• **INSTRUCTIONS FOR THE TASK**
Transcribe the lines exactly, beginning with the one that contains "Extract the structured" and ending with the final line of the records. Do not transcribe pictures.

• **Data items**
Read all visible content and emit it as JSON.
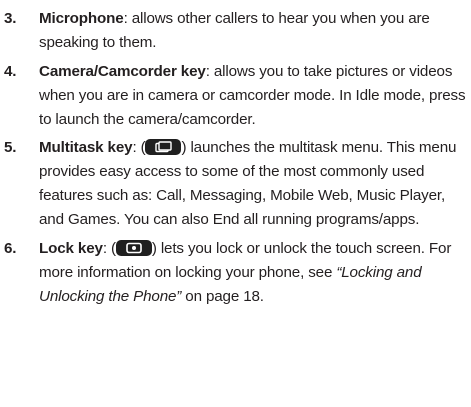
{
  "items": [
    {
      "num": "3.",
      "term": "Microphone",
      "text": ": allows other callers to hear you when you are speaking to them."
    },
    {
      "num": "4.",
      "term": "Camera/Camcorder key",
      "text": ": allows you to take pictures or videos when you are in camera or camcorder mode. In Idle mode, press to launch the camera/camcorder."
    },
    {
      "num": "5.",
      "term": "Multitask key",
      "pre_icon": ": (",
      "icon": "multitask-key-icon",
      "post_icon": ") launches the multitask menu. This menu provides easy access to some of the most commonly used features such as: Call, Messaging, Mobile Web, Music Player, and Games. You can also End all running programs/apps."
    },
    {
      "num": "6.",
      "term": "Lock key",
      "pre_icon": ": (",
      "icon": "lock-key-icon",
      "post_icon": ") lets you lock or unlock the touch screen. For more information on locking your phone, see ",
      "ref": "“Locking and Unlocking the Phone”",
      "tail": " on page 18."
    }
  ],
  "colors": {
    "text": "#231f20",
    "icon_bg": "#1f1f1f",
    "icon_fg": "#ffffff"
  }
}
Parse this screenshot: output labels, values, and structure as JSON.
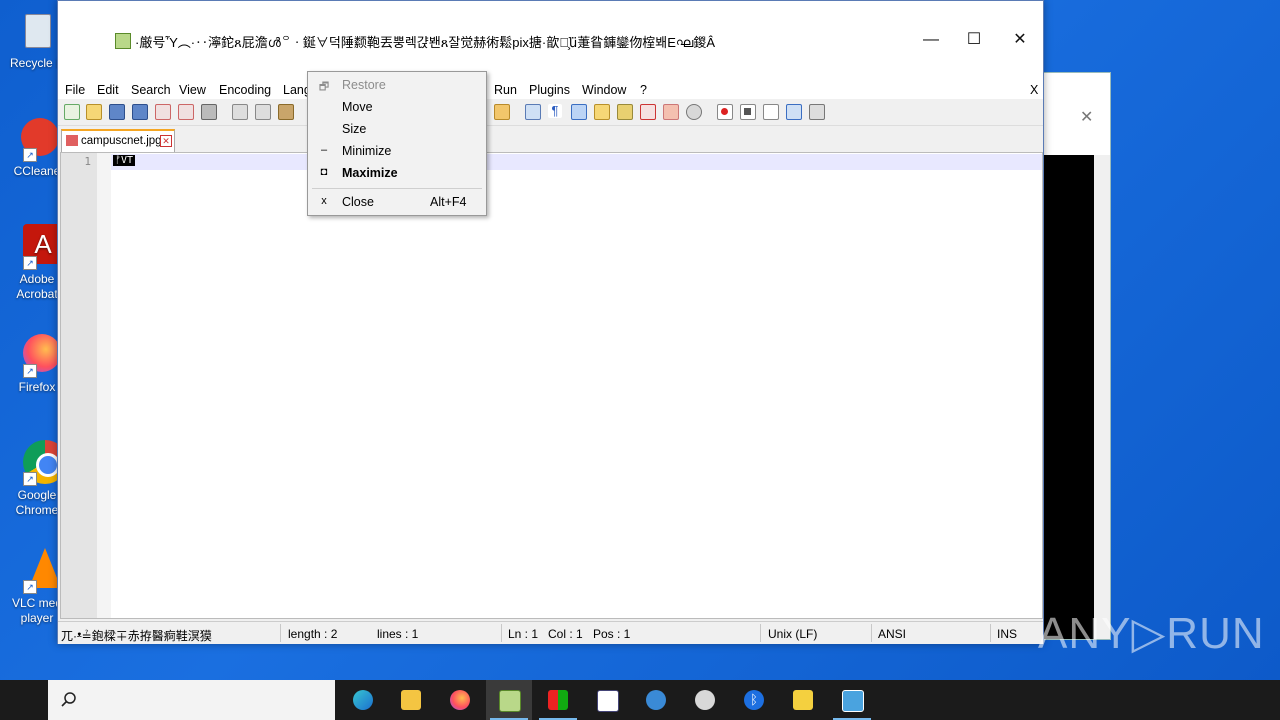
{
  "desktop": {
    "icons": [
      {
        "label": "Recycle B"
      },
      {
        "label": "CCleane"
      },
      {
        "label": "Adobe Acrobat"
      },
      {
        "label": "Firefox"
      },
      {
        "label": "Google Chrome"
      },
      {
        "label": "VLC med player"
      }
    ]
  },
  "window": {
    "title": "·厳号Ὗ︵·‥濘鉈ጸ屁澹ൾ꒪ㆍ鋋∀덕陲颣鞄丟뿡렉갽봰ጸ잘觉赫術鬆pix搪·歆끈̧ն̈萐䀤龲鑾伆榁봬Eഘ鍐Â",
    "controls": {
      "minimize": "—",
      "maximize": "☐",
      "close": "✕"
    }
  },
  "menu": {
    "items": [
      "File",
      "Edit",
      "Search",
      "View",
      "Encoding",
      "Lang",
      "Run",
      "Plugins",
      "Window",
      "?"
    ],
    "close_x": "X"
  },
  "tab": {
    "label": "campuscnet.jpg",
    "close": "✕"
  },
  "editor": {
    "line_number": "1",
    "content": "ᚠVT"
  },
  "status": {
    "left": "兀·ᵜ≟鉋樑∓赤拵醫痾鞋溟獏",
    "length": "length : 2",
    "lines": "lines : 1",
    "ln": "Ln : 1",
    "col": "Col : 1",
    "pos": "Pos : 1",
    "eol": "Unix (LF)",
    "encoding": "ANSI",
    "mode": "INS"
  },
  "context_menu": {
    "items": [
      {
        "icon": "🗗",
        "label": "Restore",
        "shortcut": "",
        "disabled": true,
        "bold": false
      },
      {
        "icon": "",
        "label": "Move",
        "shortcut": "",
        "disabled": false,
        "bold": false
      },
      {
        "icon": "",
        "label": "Size",
        "shortcut": "",
        "disabled": false,
        "bold": false
      },
      {
        "icon": "–",
        "label": "Minimize",
        "shortcut": "",
        "disabled": false,
        "bold": false
      },
      {
        "icon": "◘",
        "label": "Maximize",
        "shortcut": "",
        "disabled": false,
        "bold": true
      },
      {
        "icon": "x",
        "label": "Close",
        "shortcut": "Alt+F4",
        "disabled": false,
        "bold": false
      }
    ]
  },
  "watermark": "ANY▷RUN",
  "colors": {
    "desktop": "#1565d0",
    "taskbar": "#1b1b1b",
    "tab_accent": "#f5a623"
  }
}
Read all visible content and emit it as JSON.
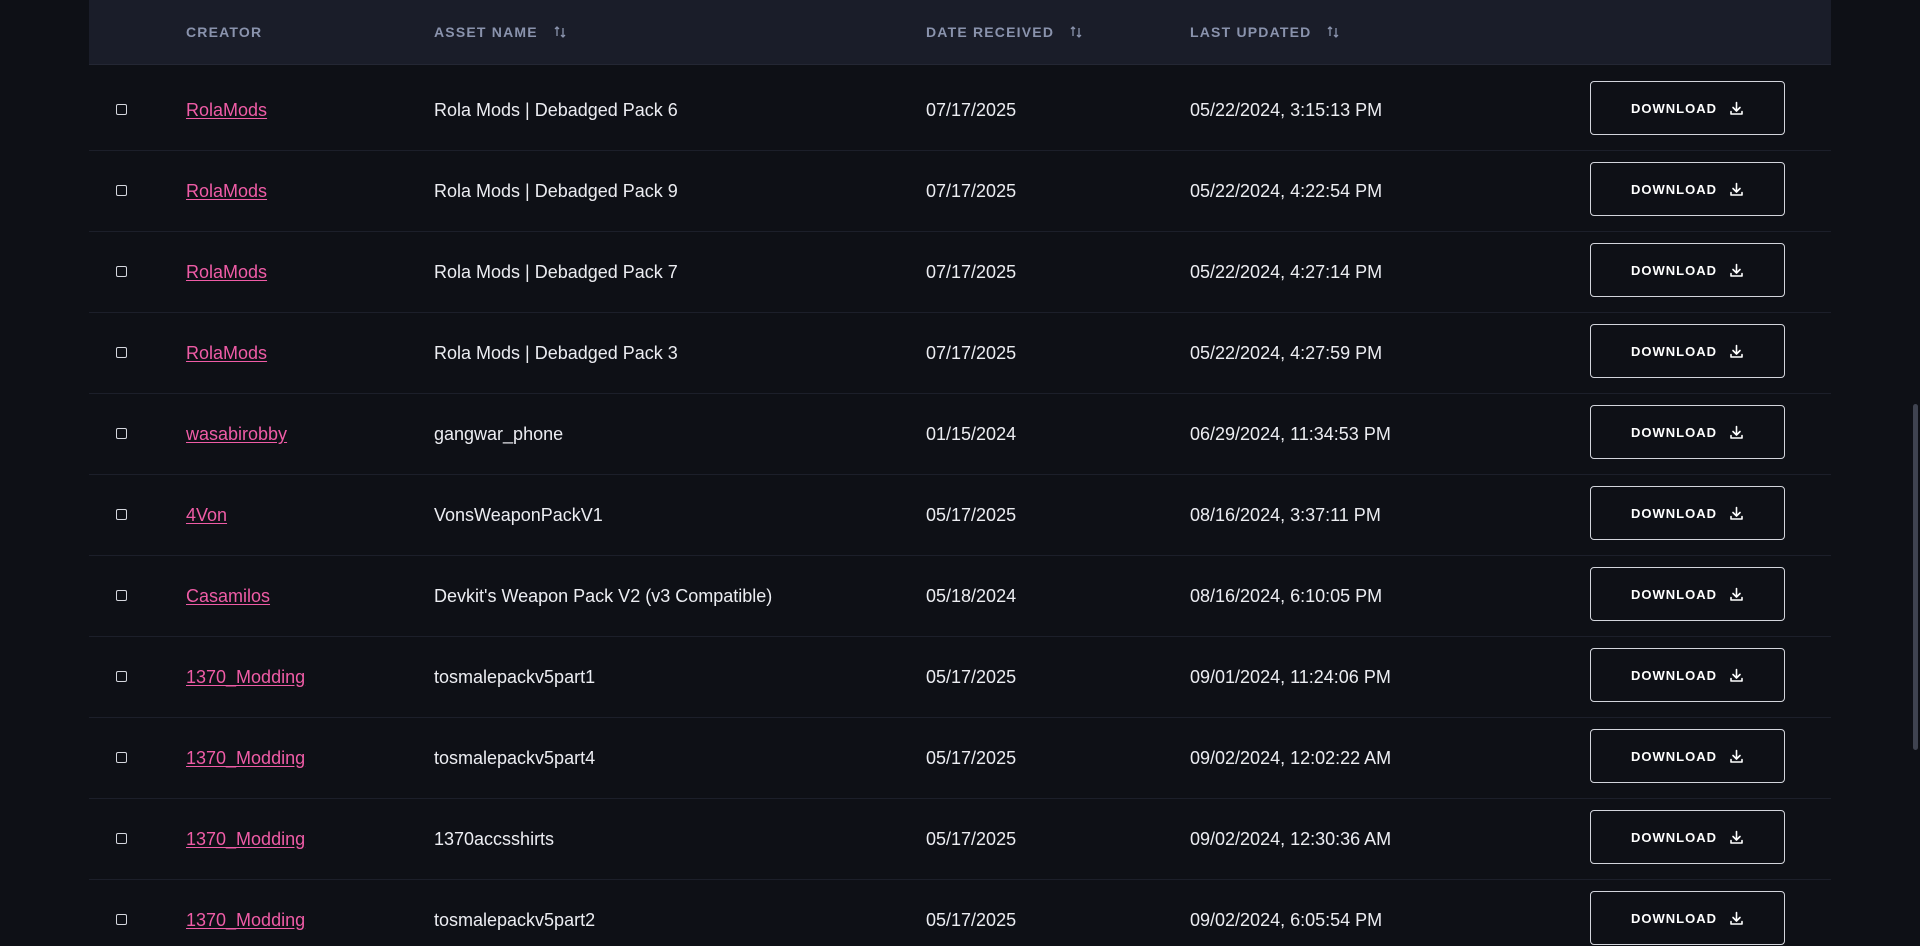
{
  "table": {
    "headers": {
      "creator": "CREATOR",
      "asset_name": "ASSET NAME",
      "date_received": "DATE RECEIVED",
      "last_updated": "LAST UPDATED"
    },
    "download_label": "DOWNLOAD",
    "rows": [
      {
        "creator": "RolaMods",
        "asset_name": "Rola Mods | Debadged Pack 6",
        "date_received": "07/17/2025",
        "last_updated": "05/22/2024, 3:15:13 PM"
      },
      {
        "creator": "RolaMods",
        "asset_name": "Rola Mods | Debadged Pack 9",
        "date_received": "07/17/2025",
        "last_updated": "05/22/2024, 4:22:54 PM"
      },
      {
        "creator": "RolaMods",
        "asset_name": "Rola Mods | Debadged Pack 7",
        "date_received": "07/17/2025",
        "last_updated": "05/22/2024, 4:27:14 PM"
      },
      {
        "creator": "RolaMods",
        "asset_name": "Rola Mods | Debadged Pack 3",
        "date_received": "07/17/2025",
        "last_updated": "05/22/2024, 4:27:59 PM"
      },
      {
        "creator": "wasabirobby",
        "asset_name": "gangwar_phone",
        "date_received": "01/15/2024",
        "last_updated": "06/29/2024, 11:34:53 PM"
      },
      {
        "creator": "4Von",
        "asset_name": "VonsWeaponPackV1",
        "date_received": "05/17/2025",
        "last_updated": "08/16/2024, 3:37:11 PM"
      },
      {
        "creator": "Casamilos",
        "asset_name": "Devkit's Weapon Pack V2 (v3 Compatible)",
        "date_received": "05/18/2024",
        "last_updated": "08/16/2024, 6:10:05 PM"
      },
      {
        "creator": "1370_Modding",
        "asset_name": "tosmalepackv5part1",
        "date_received": "05/17/2025",
        "last_updated": "09/01/2024, 11:24:06 PM"
      },
      {
        "creator": "1370_Modding",
        "asset_name": "tosmalepackv5part4",
        "date_received": "05/17/2025",
        "last_updated": "09/02/2024, 12:02:22 AM"
      },
      {
        "creator": "1370_Modding",
        "asset_name": "1370accsshirts",
        "date_received": "05/17/2025",
        "last_updated": "09/02/2024, 12:30:36 AM"
      },
      {
        "creator": "1370_Modding",
        "asset_name": "tosmalepackv5part2",
        "date_received": "05/17/2025",
        "last_updated": "09/02/2024, 6:05:54 PM"
      }
    ]
  },
  "colors": {
    "background": "#0e1016",
    "header_background": "#1a1d29",
    "header_text": "#8a93ad",
    "creator_link": "#ef5ca6",
    "row_text": "#ecedf2",
    "button_border": "#d3d5dc"
  },
  "icons": {
    "sort": "sort-arrows-icon",
    "download": "download-icon",
    "checkbox": "checkbox-icon"
  }
}
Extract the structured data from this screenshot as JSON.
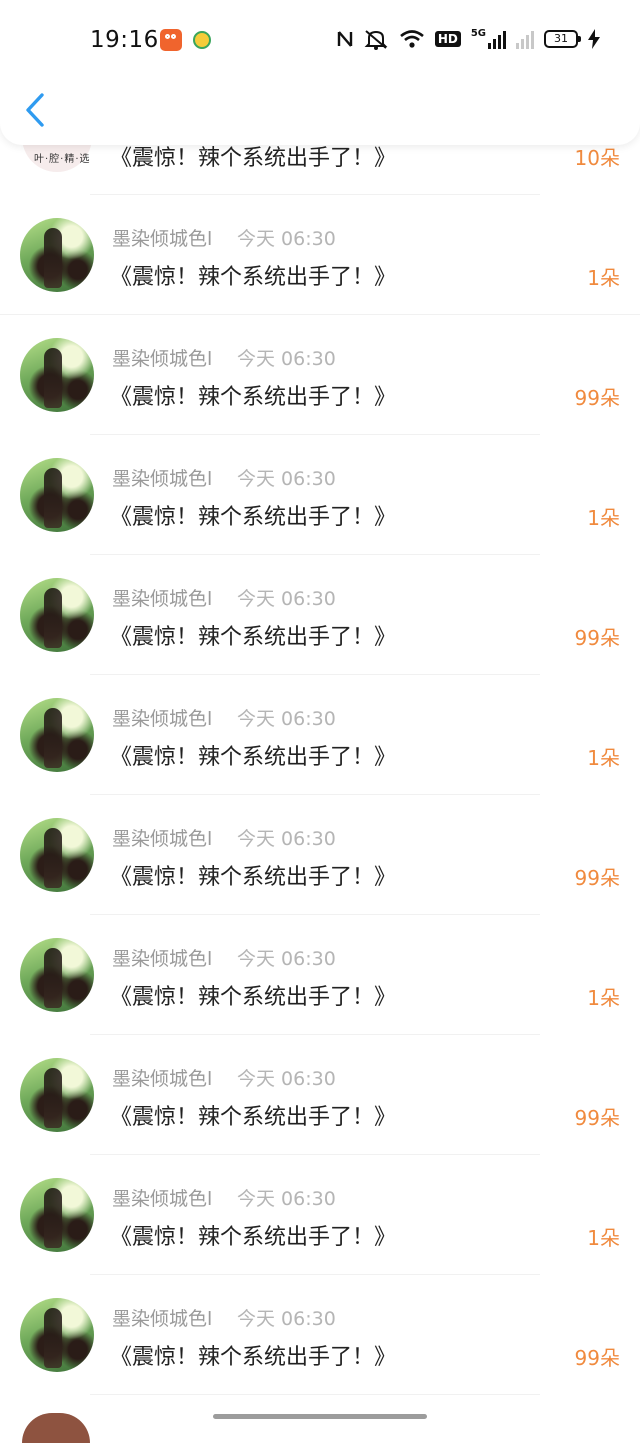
{
  "status_bar": {
    "time": "19:16",
    "network": "5G",
    "hd": "HD",
    "battery": "31"
  },
  "nav": {
    "back_icon": "chevron-left-icon"
  },
  "colors": {
    "accent": "#2f9bf0",
    "count": "#f08a3e",
    "muted": "#9a9a9a"
  },
  "partial_top_item": {
    "logo": "叶·腔·精·选",
    "title": "《震惊！辣个系统出手了！》",
    "count": "10朵"
  },
  "items": [
    {
      "name": "墨染倾城色l",
      "time": "今天 06:30",
      "title": "《震惊！辣个系统出手了！》",
      "count": "1朵"
    },
    {
      "name": "墨染倾城色l",
      "time": "今天 06:30",
      "title": "《震惊！辣个系统出手了！》",
      "count": "99朵"
    },
    {
      "name": "墨染倾城色l",
      "time": "今天 06:30",
      "title": "《震惊！辣个系统出手了！》",
      "count": "1朵"
    },
    {
      "name": "墨染倾城色l",
      "time": "今天 06:30",
      "title": "《震惊！辣个系统出手了！》",
      "count": "99朵"
    },
    {
      "name": "墨染倾城色l",
      "time": "今天 06:30",
      "title": "《震惊！辣个系统出手了！》",
      "count": "1朵"
    },
    {
      "name": "墨染倾城色l",
      "time": "今天 06:30",
      "title": "《震惊！辣个系统出手了！》",
      "count": "99朵"
    },
    {
      "name": "墨染倾城色l",
      "time": "今天 06:30",
      "title": "《震惊！辣个系统出手了！》",
      "count": "1朵"
    },
    {
      "name": "墨染倾城色l",
      "time": "今天 06:30",
      "title": "《震惊！辣个系统出手了！》",
      "count": "99朵"
    },
    {
      "name": "墨染倾城色l",
      "time": "今天 06:30",
      "title": "《震惊！辣个系统出手了！》",
      "count": "1朵"
    },
    {
      "name": "墨染倾城色l",
      "time": "今天 06:30",
      "title": "《震惊！辣个系统出手了！》",
      "count": "99朵"
    }
  ]
}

• **SOLUTION FOR THIS PROBLEM**
Extract the structured data from this screenshot as JSON.
{
  "status_bar": {
    "time": "19:16",
    "network": "5G",
    "hd": "HD",
    "battery": "31"
  },
  "nav": {
    "back_icon": "chevron-left-icon"
  },
  "colors": {
    "accent": "#2f9bf0",
    "count": "#f08a3e",
    "muted": "#9a9a9a"
  },
  "partial_top_item": {
    "logo": "叶·腔·精·选",
    "title": "《震惊！辣个系统出手了！》",
    "count": "10朵"
  },
  "items": [
    {
      "name": "墨染倾城色l",
      "time": "今天 06:30",
      "title": "《震惊！辣个系统出手了！》",
      "count": "1朵"
    },
    {
      "name": "墨染倾城色l",
      "time": "今天 06:30",
      "title": "《震惊！辣个系统出手了！》",
      "count": "99朵"
    },
    {
      "name": "墨染倾城色l",
      "time": "今天 06:30",
      "title": "《震惊！辣个系统出手了！》",
      "count": "1朵"
    },
    {
      "name": "墨染倾城色l",
      "time": "今天 06:30",
      "title": "《震惊！辣个系统出手了！》",
      "count": "99朵"
    },
    {
      "name": "墨染倾城色l",
      "time": "今天 06:30",
      "title": "《震惊！辣个系统出手了！》",
      "count": "1朵"
    },
    {
      "name": "墨染倾城色l",
      "time": "今天 06:30",
      "title": "《震惊！辣个系统出手了！》",
      "count": "99朵"
    },
    {
      "name": "墨染倾城色l",
      "time": "今天 06:30",
      "title": "《震惊！辣个系统出手了！》",
      "count": "1朵"
    },
    {
      "name": "墨染倾城色l",
      "time": "今天 06:30",
      "title": "《震惊！辣个系统出手了！》",
      "count": "99朵"
    },
    {
      "name": "墨染倾城色l",
      "time": "今天 06:30",
      "title": "《震惊！辣个系统出手了！》",
      "count": "1朵"
    },
    {
      "name": "墨染倾城色l",
      "time": "今天 06:30",
      "title": "《震惊！辣个系统出手了！》",
      "count": "99朵"
    }
  ]
}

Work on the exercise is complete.